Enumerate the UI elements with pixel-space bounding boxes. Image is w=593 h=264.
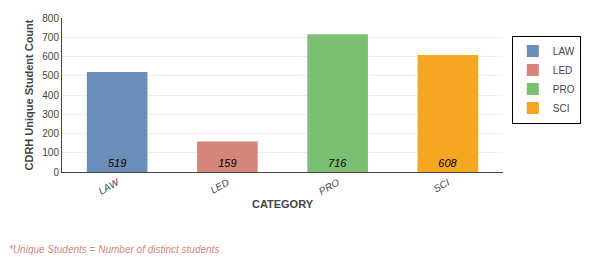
svg-text:LAW: LAW [97,176,122,197]
svg-text:SCI: SCI [553,103,570,114]
svg-text:800: 800 [42,13,59,24]
svg-text:608: 608 [438,157,457,169]
svg-text:0: 0 [53,167,59,178]
svg-text:500: 500 [42,70,59,81]
svg-text:400: 400 [42,90,59,101]
svg-text:700: 700 [42,32,59,43]
svg-text:100: 100 [42,147,59,158]
svg-text:716: 716 [328,157,347,169]
svg-text:CDRH Unique Student Count: CDRH Unique Student Count [23,19,35,170]
svg-text:*Unique Students = Number of d: *Unique Students = Number of distinct st… [9,244,219,255]
svg-text:PRO: PRO [317,176,341,196]
svg-text:LED: LED [553,65,572,76]
svg-text:LED: LED [209,177,231,196]
svg-text:LAW: LAW [553,46,575,57]
svg-text:CATEGORY: CATEGORY [252,198,314,210]
svg-text:300: 300 [42,109,59,120]
svg-text:519: 519 [108,157,126,169]
svg-text:159: 159 [218,157,236,169]
svg-text:600: 600 [42,51,59,62]
svg-text:200: 200 [42,128,59,139]
svg-text:PRO: PRO [553,84,575,95]
svg-text:SCI: SCI [431,176,451,194]
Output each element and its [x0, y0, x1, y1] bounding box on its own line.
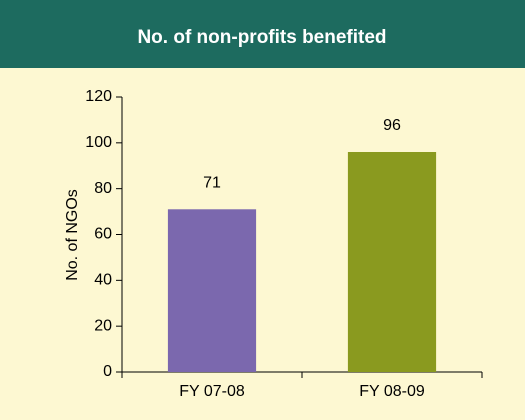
chart-title: No. of non-profits benefited: [137, 27, 386, 48]
y-tick-label: 40: [94, 272, 112, 289]
x-tick-label: FY 07-08: [179, 383, 245, 400]
y-axis-label: No. of NGOs: [64, 189, 81, 281]
y-tick-label: 0: [103, 363, 112, 380]
y-tick-label: 120: [85, 88, 112, 105]
y-tick-label: 20: [94, 317, 112, 334]
data-label: 71: [203, 175, 221, 192]
y-tick-label: 80: [94, 180, 112, 197]
y-tick-label: 100: [85, 134, 112, 151]
data-label: 96: [383, 117, 401, 134]
x-tick-label: FY 08-09: [359, 383, 425, 400]
bar: [347, 152, 437, 372]
y-tick-label: 60: [94, 226, 112, 243]
header: [0, 0, 525, 68]
bar: [167, 209, 257, 372]
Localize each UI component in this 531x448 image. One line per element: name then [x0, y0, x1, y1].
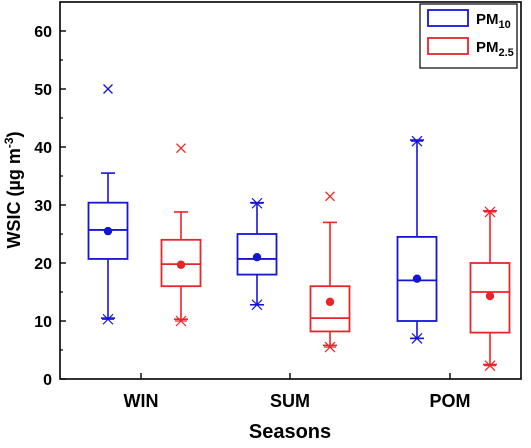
mean-dot — [252, 253, 262, 262]
legend-label-pm10: PM10 — [476, 11, 511, 31]
y-tick-label: 50 — [34, 82, 52, 99]
y-tick-label: 20 — [34, 256, 52, 273]
min-marker — [175, 315, 187, 327]
y-tick-label: 10 — [34, 314, 52, 331]
box-pm10-pom — [396, 135, 438, 344]
iqr-box — [309, 285, 351, 333]
mean-dot — [485, 291, 495, 301]
mean-dot — [176, 260, 186, 269]
box-pm25-win — [160, 143, 202, 327]
y-axis-title: WSIC (µg m-3) — [2, 131, 24, 248]
x-tick-label: WIN — [124, 391, 159, 411]
legend-swatch-pm10 — [427, 9, 469, 27]
box-pm10-sum — [236, 197, 278, 311]
box-pm25-pom — [469, 206, 511, 372]
max-marker — [411, 135, 423, 147]
min-marker — [102, 313, 114, 325]
min-marker — [251, 299, 263, 311]
outlier-marker — [325, 191, 335, 202]
mean-dot — [103, 226, 113, 236]
y-tick-label: 40 — [34, 140, 52, 157]
outlier-marker — [176, 143, 186, 154]
mean-dot — [325, 297, 335, 307]
max-marker — [484, 206, 496, 218]
x-tick-label: POM — [429, 391, 470, 411]
min-marker — [324, 341, 336, 353]
box-pm10-win — [87, 84, 129, 325]
legend: PM10 PM2.5 — [419, 3, 518, 69]
y-tick-label: 60 — [34, 24, 52, 41]
y-tick-label: 0 — [43, 372, 52, 389]
x-axis-title: Seasons — [249, 421, 331, 443]
legend-swatch-pm25 — [427, 37, 469, 55]
min-marker — [411, 332, 423, 344]
max-marker — [251, 197, 263, 209]
outlier-marker — [103, 84, 113, 94]
min-marker — [484, 360, 496, 372]
box-pm25-sum — [309, 191, 351, 353]
x-tick-label: SUM — [270, 391, 310, 411]
mean-dot — [412, 274, 422, 283]
y-tick-label: 30 — [34, 198, 52, 215]
legend-label-pm25: PM2.5 — [476, 39, 514, 59]
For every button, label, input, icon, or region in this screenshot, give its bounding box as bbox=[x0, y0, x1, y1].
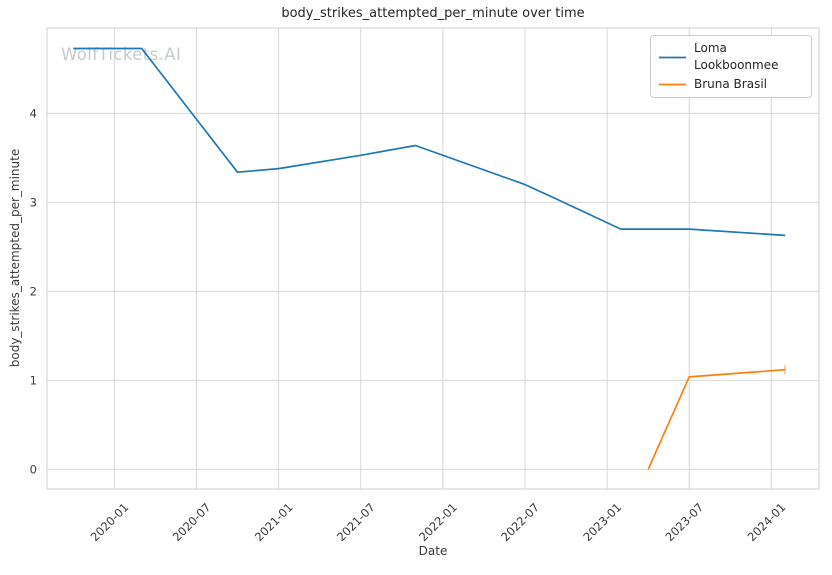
y-tick-label: 0 bbox=[30, 462, 37, 476]
x-tick-label: 2020-07 bbox=[170, 500, 214, 544]
legend-label: Bruna Brasil bbox=[694, 77, 767, 91]
x-tick-label: 2021-07 bbox=[334, 500, 378, 544]
series-line-loma-lookboonmee bbox=[73, 47, 786, 237]
legend-line-swatch-orange bbox=[659, 83, 686, 86]
y-tick-label: 2 bbox=[30, 284, 37, 298]
legend-item-bruna-brasil: Bruna Brasil bbox=[659, 76, 803, 93]
legend: Loma Lookboonmee Bruna Brasil bbox=[650, 35, 812, 98]
legend-item-loma-lookboonmee: Loma Lookboonmee bbox=[659, 40, 803, 74]
x-tick-label: 2020-01 bbox=[88, 500, 132, 544]
x-tick-label: 2023-01 bbox=[580, 500, 624, 544]
x-tick-label: 2024-01 bbox=[745, 500, 789, 544]
y-tick-label: 1 bbox=[30, 373, 37, 387]
x-tick-label: 2022-01 bbox=[416, 500, 460, 544]
x-tick-label: 2023-07 bbox=[662, 500, 706, 544]
y-tick-label: 3 bbox=[30, 195, 37, 209]
series-lines bbox=[73, 47, 786, 470]
plot-border bbox=[46, 27, 820, 490]
x-axis-label: Date bbox=[418, 544, 448, 558]
series-line-bruna-brasil bbox=[647, 368, 786, 470]
chart-title: body_strikes_attempted_per_minute over t… bbox=[281, 6, 585, 21]
x-tick-labels: 2020-01 2020-07 2021-01 2021-07 2022-01 2022-… bbox=[88, 500, 789, 544]
legend-line-swatch-blue bbox=[659, 56, 686, 58]
x-tick-label: 2021-01 bbox=[252, 500, 296, 544]
gridlines bbox=[47, 28, 819, 489]
legend-label: Loma Lookboonmee bbox=[694, 41, 779, 72]
y-tick-labels: 0 1 2 3 4 bbox=[30, 106, 37, 476]
y-tick-label: 4 bbox=[30, 106, 37, 120]
x-tick-label: 2022-07 bbox=[498, 500, 542, 544]
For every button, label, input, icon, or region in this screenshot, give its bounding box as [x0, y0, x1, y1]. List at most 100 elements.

---+---

• **To be done**
Copy all of the lines above word for word, leaving out the pictures.

• **The solution**
Enumerate the UI elements with pixel-space bounding boxes. Image is w=593 h=264.
svg-text:LAW: LAW [97,176,122,197]
svg-text:SCI: SCI [553,103,570,114]
svg-text:800: 800 [42,13,59,24]
svg-text:608: 608 [438,157,457,169]
svg-text:0: 0 [53,167,59,178]
svg-text:500: 500 [42,70,59,81]
svg-text:400: 400 [42,90,59,101]
svg-text:700: 700 [42,32,59,43]
svg-text:100: 100 [42,147,59,158]
svg-text:716: 716 [328,157,347,169]
svg-text:CDRH Unique Student Count: CDRH Unique Student Count [23,19,35,170]
svg-text:*Unique Students = Number of d: *Unique Students = Number of distinct st… [9,244,219,255]
svg-text:PRO: PRO [317,176,341,196]
svg-text:LED: LED [553,65,572,76]
svg-text:LED: LED [209,177,231,196]
svg-text:LAW: LAW [553,46,575,57]
svg-text:CATEGORY: CATEGORY [252,198,314,210]
svg-text:300: 300 [42,109,59,120]
svg-text:519: 519 [108,157,126,169]
svg-text:159: 159 [218,157,236,169]
svg-text:600: 600 [42,51,59,62]
svg-text:200: 200 [42,128,59,139]
svg-text:PRO: PRO [553,84,575,95]
svg-text:SCI: SCI [431,176,451,194]
Output each element and its [x0, y0, x1, y1] bounding box on its own line.
chart-title: No. of non-profits benefited: [137, 27, 386, 48]
y-tick-label: 40: [94, 272, 112, 289]
x-tick-label: FY 07-08: [179, 383, 245, 400]
y-axis-label: No. of NGOs: [64, 189, 81, 281]
y-tick-label: 0: [103, 363, 112, 380]
y-tick-label: 120: [85, 88, 112, 105]
y-tick-label: 20: [94, 317, 112, 334]
data-label: 71: [203, 175, 221, 192]
y-tick-label: 80: [94, 180, 112, 197]
y-tick-label: 100: [85, 134, 112, 151]
data-label: 96: [383, 117, 401, 134]
x-tick-label: FY 08-09: [359, 383, 425, 400]
bar: [347, 152, 437, 372]
y-tick-label: 60: [94, 226, 112, 243]
header: [0, 0, 525, 68]
bar: [167, 209, 257, 372]
Localize each UI component in this 531x448 image. One line per element: name then [x0, y0, x1, y1].
mean-dot — [252, 253, 262, 262]
legend-label-pm10: PM10 — [476, 11, 511, 31]
y-tick-label: 50 — [34, 82, 52, 99]
y-tick-label: 20 — [34, 256, 52, 273]
min-marker — [175, 315, 187, 327]
y-tick-label: 10 — [34, 314, 52, 331]
box-pm10-pom — [396, 135, 438, 344]
iqr-box — [309, 285, 351, 333]
mean-dot — [485, 291, 495, 301]
mean-dot — [176, 260, 186, 269]
box-pm25-win — [160, 143, 202, 327]
y-axis-title: WSIC (µg m-3) — [2, 131, 24, 248]
x-tick-label: WIN — [124, 391, 159, 411]
legend-swatch-pm10 — [427, 9, 469, 27]
box-pm10-sum — [236, 197, 278, 311]
box-pm25-pom — [469, 206, 511, 372]
max-marker — [411, 135, 423, 147]
min-marker — [102, 313, 114, 325]
min-marker — [251, 299, 263, 311]
outlier-marker — [325, 191, 335, 202]
mean-dot — [103, 226, 113, 236]
y-tick-label: 40 — [34, 140, 52, 157]
outlier-marker — [176, 143, 186, 154]
mean-dot — [325, 297, 335, 307]
max-marker — [484, 206, 496, 218]
x-tick-label: POM — [429, 391, 470, 411]
min-marker — [324, 341, 336, 353]
box-pm10-win — [87, 84, 129, 325]
legend: PM10 PM2.5 — [419, 3, 518, 69]
y-tick-label: 60 — [34, 24, 52, 41]
y-tick-label: 0 — [43, 372, 52, 389]
x-axis-title: Seasons — [249, 421, 331, 443]
legend-swatch-pm25 — [427, 37, 469, 55]
min-marker — [411, 332, 423, 344]
max-marker — [251, 197, 263, 209]
outlier-marker — [103, 84, 113, 94]
min-marker — [484, 360, 496, 372]
box-pm25-sum — [309, 191, 351, 353]
x-tick-label: SUM — [270, 391, 310, 411]
mean-dot — [412, 274, 422, 283]
y-tick-label: 30 — [34, 198, 52, 215]
legend-label-pm25: PM2.5 — [476, 39, 514, 59]
For every button, label, input, icon, or region in this screenshot, give its bounding box as bbox=[x0, y0, x1, y1].
y-tick-label: 0 bbox=[30, 462, 37, 476]
x-tick-label: 2020-07 bbox=[170, 500, 214, 544]
legend-label: Bruna Brasil bbox=[694, 77, 767, 91]
x-tick-label: 2021-07 bbox=[334, 500, 378, 544]
series-line-loma-lookboonmee bbox=[73, 47, 786, 237]
legend-line-swatch-orange bbox=[659, 83, 686, 86]
y-tick-label: 2 bbox=[30, 284, 37, 298]
legend-item-bruna-brasil: Bruna Brasil bbox=[659, 76, 803, 93]
legend: Loma Lookboonmee Bruna Brasil bbox=[650, 35, 812, 98]
legend-item-loma-lookboonmee: Loma Lookboonmee bbox=[659, 40, 803, 74]
x-tick-label: 2020-01 bbox=[88, 500, 132, 544]
x-tick-label: 2023-01 bbox=[580, 500, 624, 544]
x-tick-label: 2024-01 bbox=[745, 500, 789, 544]
y-tick-label: 1 bbox=[30, 373, 37, 387]
x-tick-label: 2022-01 bbox=[416, 500, 460, 544]
x-tick-label: 2023-07 bbox=[662, 500, 706, 544]
y-tick-label: 3 bbox=[30, 195, 37, 209]
series-lines bbox=[73, 47, 786, 470]
plot-border bbox=[46, 27, 820, 490]
x-axis-label: Date bbox=[418, 544, 448, 558]
series-line-bruna-brasil bbox=[647, 368, 786, 470]
chart-title: body_strikes_attempted_per_minute over t… bbox=[281, 6, 585, 21]
x-tick-labels: 2020-01 2020-07 2021-01 2021-07 2022-01 2022-… bbox=[88, 500, 789, 544]
legend-line-swatch-blue bbox=[659, 56, 686, 58]
x-tick-label: 2021-01 bbox=[252, 500, 296, 544]
gridlines bbox=[47, 28, 819, 489]
legend-label: Loma Lookboonmee bbox=[694, 41, 779, 72]
y-tick-labels: 0 1 2 3 4 bbox=[30, 106, 37, 476]
y-tick-label: 4 bbox=[30, 106, 37, 120]
x-tick-label: 2022-07 bbox=[498, 500, 542, 544]
For every button, label, input, icon, or region in this screenshot, give its bounding box as [x0, y0, x1, y1]. List at most 100 elements.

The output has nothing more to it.